◆ **Work to do**:
Transcribe every line exactly and omit anything that is a picture.

-- start of Stored records --

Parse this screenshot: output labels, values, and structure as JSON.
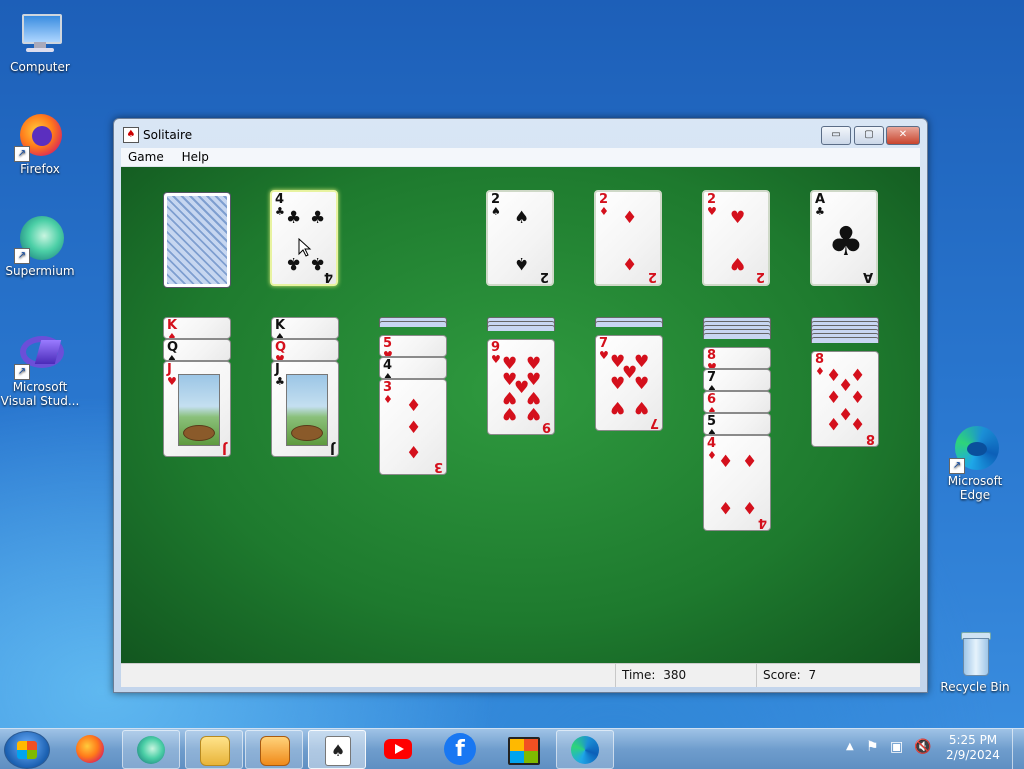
{
  "desktop": {
    "icons": [
      {
        "label": "Computer"
      },
      {
        "label": "Firefox"
      },
      {
        "label": "Supermium"
      },
      {
        "label": "Microsoft Visual Stud..."
      },
      {
        "label": "Microsoft Edge"
      },
      {
        "label": "Recycle Bin"
      }
    ]
  },
  "window": {
    "title": "Solitaire",
    "controls": {
      "minimize": "▭",
      "maximize": "▢",
      "close": "✕"
    },
    "menu": [
      "Game",
      "Help"
    ],
    "status": {
      "time_label": "Time:",
      "time_value": "380",
      "score_label": "Score:",
      "score_value": "7"
    }
  },
  "game": {
    "stock": {
      "face_down": true
    },
    "waste": {
      "top": {
        "rank": "4",
        "suit": "♣",
        "color": "black",
        "selected": true
      }
    },
    "foundations": [
      {
        "rank": "2",
        "suit": "♠",
        "color": "black"
      },
      {
        "rank": "2",
        "suit": "♦",
        "color": "red"
      },
      {
        "rank": "2",
        "suit": "♥",
        "color": "red"
      },
      {
        "rank": "A",
        "suit": "♣",
        "color": "black"
      }
    ],
    "tableau": [
      {
        "hidden": 0,
        "cards": [
          {
            "rank": "K",
            "suit": "♦",
            "color": "red"
          },
          {
            "rank": "Q",
            "suit": "♠",
            "color": "black"
          },
          {
            "rank": "J",
            "suit": "♥",
            "color": "red"
          }
        ]
      },
      {
        "hidden": 0,
        "cards": [
          {
            "rank": "K",
            "suit": "♠",
            "color": "black"
          },
          {
            "rank": "Q",
            "suit": "♥",
            "color": "red"
          },
          {
            "rank": "J",
            "suit": "♣",
            "color": "black"
          }
        ]
      },
      {
        "hidden": 2,
        "cards": [
          {
            "rank": "5",
            "suit": "♥",
            "color": "red"
          },
          {
            "rank": "4",
            "suit": "♠",
            "color": "black"
          },
          {
            "rank": "3",
            "suit": "♦",
            "color": "red"
          }
        ]
      },
      {
        "hidden": 3,
        "cards": [
          {
            "rank": "9",
            "suit": "♥",
            "color": "red"
          }
        ]
      },
      {
        "hidden": 2,
        "cards": [
          {
            "rank": "7",
            "suit": "♥",
            "color": "red"
          }
        ]
      },
      {
        "hidden": 5,
        "cards": [
          {
            "rank": "8",
            "suit": "♥",
            "color": "red"
          },
          {
            "rank": "7",
            "suit": "♠",
            "color": "black"
          },
          {
            "rank": "6",
            "suit": "♦",
            "color": "red"
          },
          {
            "rank": "5",
            "suit": "♠",
            "color": "black"
          },
          {
            "rank": "4",
            "suit": "♦",
            "color": "red"
          }
        ]
      },
      {
        "hidden": 6,
        "cards": [
          {
            "rank": "8",
            "suit": "♦",
            "color": "red"
          }
        ]
      }
    ]
  },
  "taskbar": {
    "items": [
      {
        "name": "firefox",
        "state": "plain"
      },
      {
        "name": "supermium",
        "state": "pinned"
      },
      {
        "name": "file-explorer",
        "state": "pinned"
      },
      {
        "name": "media-player",
        "state": "pinned"
      },
      {
        "name": "solitaire",
        "state": "active"
      },
      {
        "name": "youtube",
        "state": "plain"
      },
      {
        "name": "facebook",
        "state": "plain"
      },
      {
        "name": "store",
        "state": "plain"
      },
      {
        "name": "edge",
        "state": "pinned"
      }
    ],
    "clock": {
      "time": "5:25 PM",
      "date": "2/9/2024"
    }
  }
}
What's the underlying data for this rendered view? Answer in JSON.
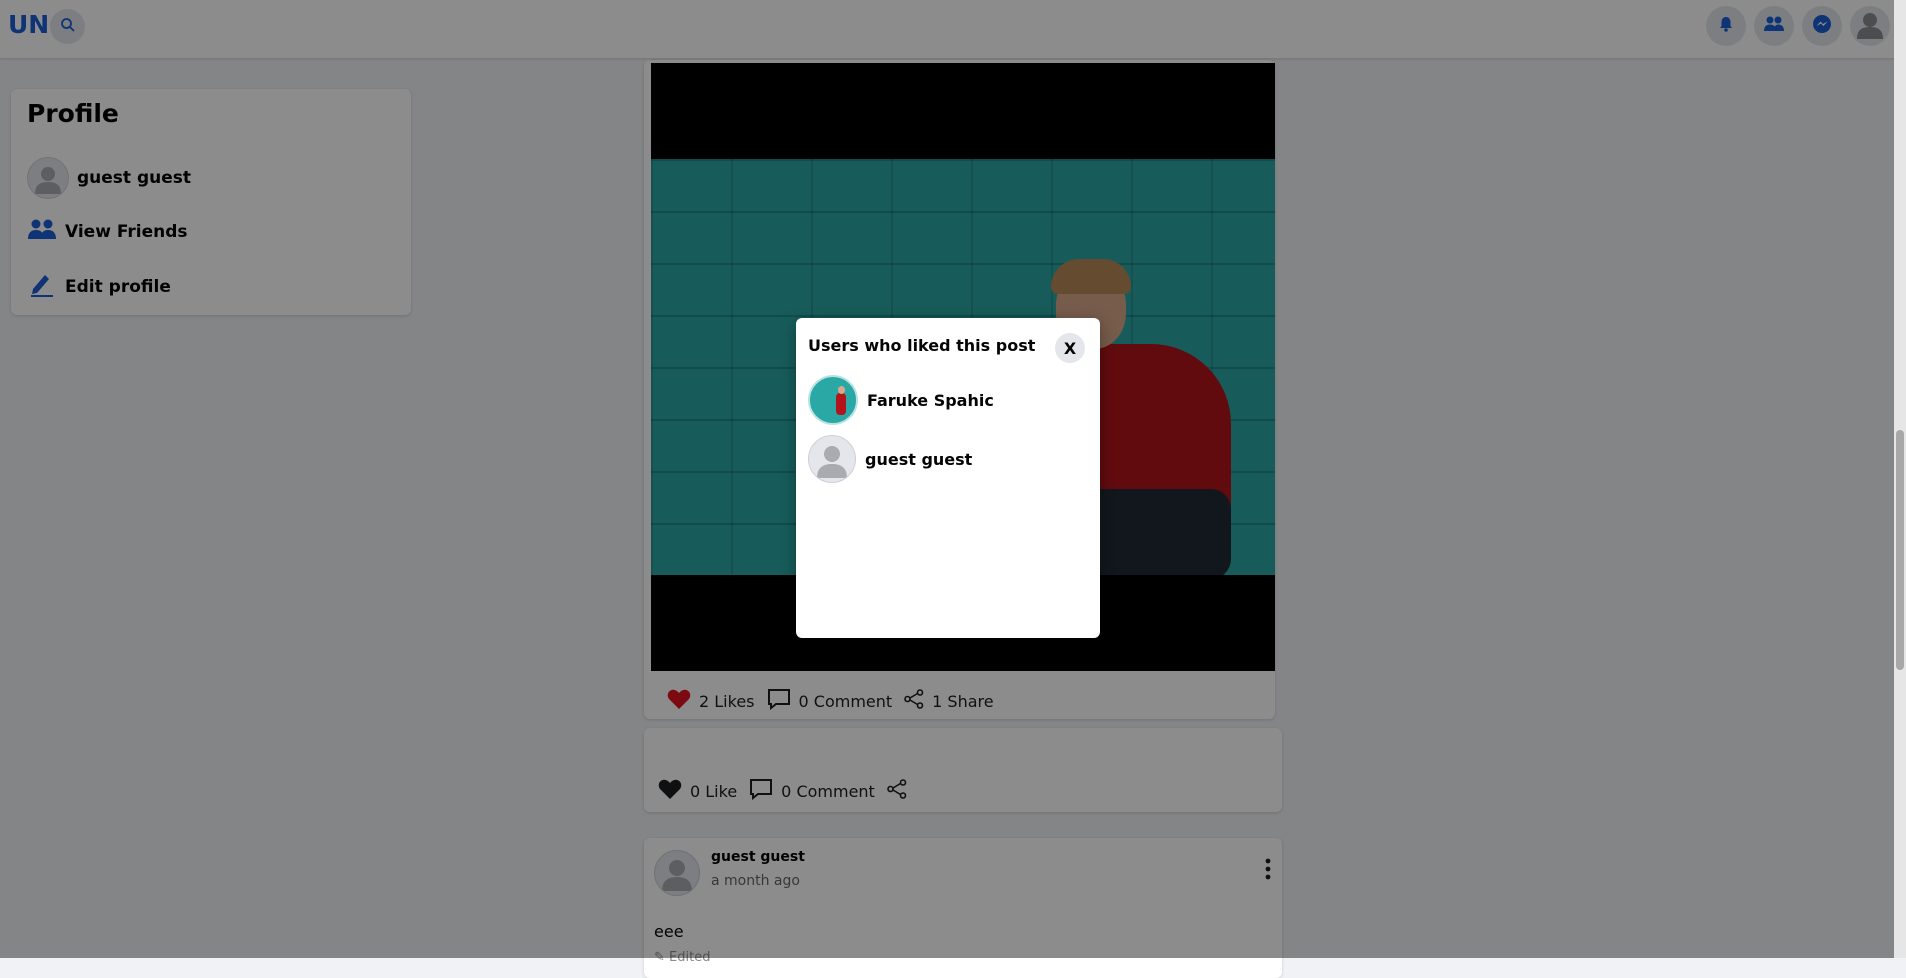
{
  "topbar": {
    "logo": "UN",
    "icons": [
      "search-icon",
      "bell-icon",
      "friends-icon",
      "messenger-icon",
      "user-avatar-icon"
    ]
  },
  "sidebar": {
    "title": "Profile",
    "user_name": "guest  guest",
    "view_friends": "View  Friends",
    "edit_profile": "Edit  profile"
  },
  "post1": {
    "likes": "2 Likes",
    "comments": "0 Comment",
    "shares": "1 Share"
  },
  "post2": {
    "likes": "0 Like",
    "comments": "0 Comment"
  },
  "post3": {
    "author": "guest guest",
    "time": "a month ago",
    "text": "eee",
    "edited": "✎ Edited"
  },
  "modal": {
    "title": "Users who liked this post",
    "close_label": "X",
    "users": [
      {
        "name": "Faruke  Spahic"
      },
      {
        "name": "guest  guest"
      }
    ]
  },
  "colors": {
    "brand": "#1a5fd8",
    "like_red": "#e0141e",
    "overlay": "rgba(0,0,0,0.45)"
  }
}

-- end of Stored records --

◆ **Worked solution**:
Parse this screenshot: output labels, values, and structure as JSON.
{
  "desktop": {
    "icons": [
      {
        "label": "Computer"
      },
      {
        "label": "Firefox"
      },
      {
        "label": "Supermium"
      },
      {
        "label": "Microsoft Visual Stud..."
      },
      {
        "label": "Microsoft Edge"
      },
      {
        "label": "Recycle Bin"
      }
    ]
  },
  "window": {
    "title": "Solitaire",
    "controls": {
      "minimize": "▭",
      "maximize": "▢",
      "close": "✕"
    },
    "menu": [
      "Game",
      "Help"
    ],
    "status": {
      "time_label": "Time:",
      "time_value": "380",
      "score_label": "Score:",
      "score_value": "7"
    }
  },
  "game": {
    "stock": {
      "face_down": true
    },
    "waste": {
      "top": {
        "rank": "4",
        "suit": "♣",
        "color": "black",
        "selected": true
      }
    },
    "foundations": [
      {
        "rank": "2",
        "suit": "♠",
        "color": "black"
      },
      {
        "rank": "2",
        "suit": "♦",
        "color": "red"
      },
      {
        "rank": "2",
        "suit": "♥",
        "color": "red"
      },
      {
        "rank": "A",
        "suit": "♣",
        "color": "black"
      }
    ],
    "tableau": [
      {
        "hidden": 0,
        "cards": [
          {
            "rank": "K",
            "suit": "♦",
            "color": "red"
          },
          {
            "rank": "Q",
            "suit": "♠",
            "color": "black"
          },
          {
            "rank": "J",
            "suit": "♥",
            "color": "red"
          }
        ]
      },
      {
        "hidden": 0,
        "cards": [
          {
            "rank": "K",
            "suit": "♠",
            "color": "black"
          },
          {
            "rank": "Q",
            "suit": "♥",
            "color": "red"
          },
          {
            "rank": "J",
            "suit": "♣",
            "color": "black"
          }
        ]
      },
      {
        "hidden": 2,
        "cards": [
          {
            "rank": "5",
            "suit": "♥",
            "color": "red"
          },
          {
            "rank": "4",
            "suit": "♠",
            "color": "black"
          },
          {
            "rank": "3",
            "suit": "♦",
            "color": "red"
          }
        ]
      },
      {
        "hidden": 3,
        "cards": [
          {
            "rank": "9",
            "suit": "♥",
            "color": "red"
          }
        ]
      },
      {
        "hidden": 2,
        "cards": [
          {
            "rank": "7",
            "suit": "♥",
            "color": "red"
          }
        ]
      },
      {
        "hidden": 5,
        "cards": [
          {
            "rank": "8",
            "suit": "♥",
            "color": "red"
          },
          {
            "rank": "7",
            "suit": "♠",
            "color": "black"
          },
          {
            "rank": "6",
            "suit": "♦",
            "color": "red"
          },
          {
            "rank": "5",
            "suit": "♠",
            "color": "black"
          },
          {
            "rank": "4",
            "suit": "♦",
            "color": "red"
          }
        ]
      },
      {
        "hidden": 6,
        "cards": [
          {
            "rank": "8",
            "suit": "♦",
            "color": "red"
          }
        ]
      }
    ]
  },
  "taskbar": {
    "items": [
      {
        "name": "firefox",
        "state": "plain"
      },
      {
        "name": "supermium",
        "state": "pinned"
      },
      {
        "name": "file-explorer",
        "state": "pinned"
      },
      {
        "name": "media-player",
        "state": "pinned"
      },
      {
        "name": "solitaire",
        "state": "active"
      },
      {
        "name": "youtube",
        "state": "plain"
      },
      {
        "name": "facebook",
        "state": "plain"
      },
      {
        "name": "store",
        "state": "plain"
      },
      {
        "name": "edge",
        "state": "pinned"
      }
    ],
    "clock": {
      "time": "5:25 PM",
      "date": "2/9/2024"
    }
  }
}
What's the underlying data for this rendered view? Answer in JSON.
{
  "topbar": {
    "logo": "UN",
    "icons": [
      "search-icon",
      "bell-icon",
      "friends-icon",
      "messenger-icon",
      "user-avatar-icon"
    ]
  },
  "sidebar": {
    "title": "Profile",
    "user_name": "guest  guest",
    "view_friends": "View  Friends",
    "edit_profile": "Edit  profile"
  },
  "post1": {
    "likes": "2 Likes",
    "comments": "0 Comment",
    "shares": "1 Share"
  },
  "post2": {
    "likes": "0 Like",
    "comments": "0 Comment"
  },
  "post3": {
    "author": "guest guest",
    "time": "a month ago",
    "text": "eee",
    "edited": "✎ Edited"
  },
  "modal": {
    "title": "Users who liked this post",
    "close_label": "X",
    "users": [
      {
        "name": "Faruke  Spahic"
      },
      {
        "name": "guest  guest"
      }
    ]
  },
  "colors": {
    "brand": "#1a5fd8",
    "like_red": "#e0141e",
    "overlay": "rgba(0,0,0,0.45)"
  }
}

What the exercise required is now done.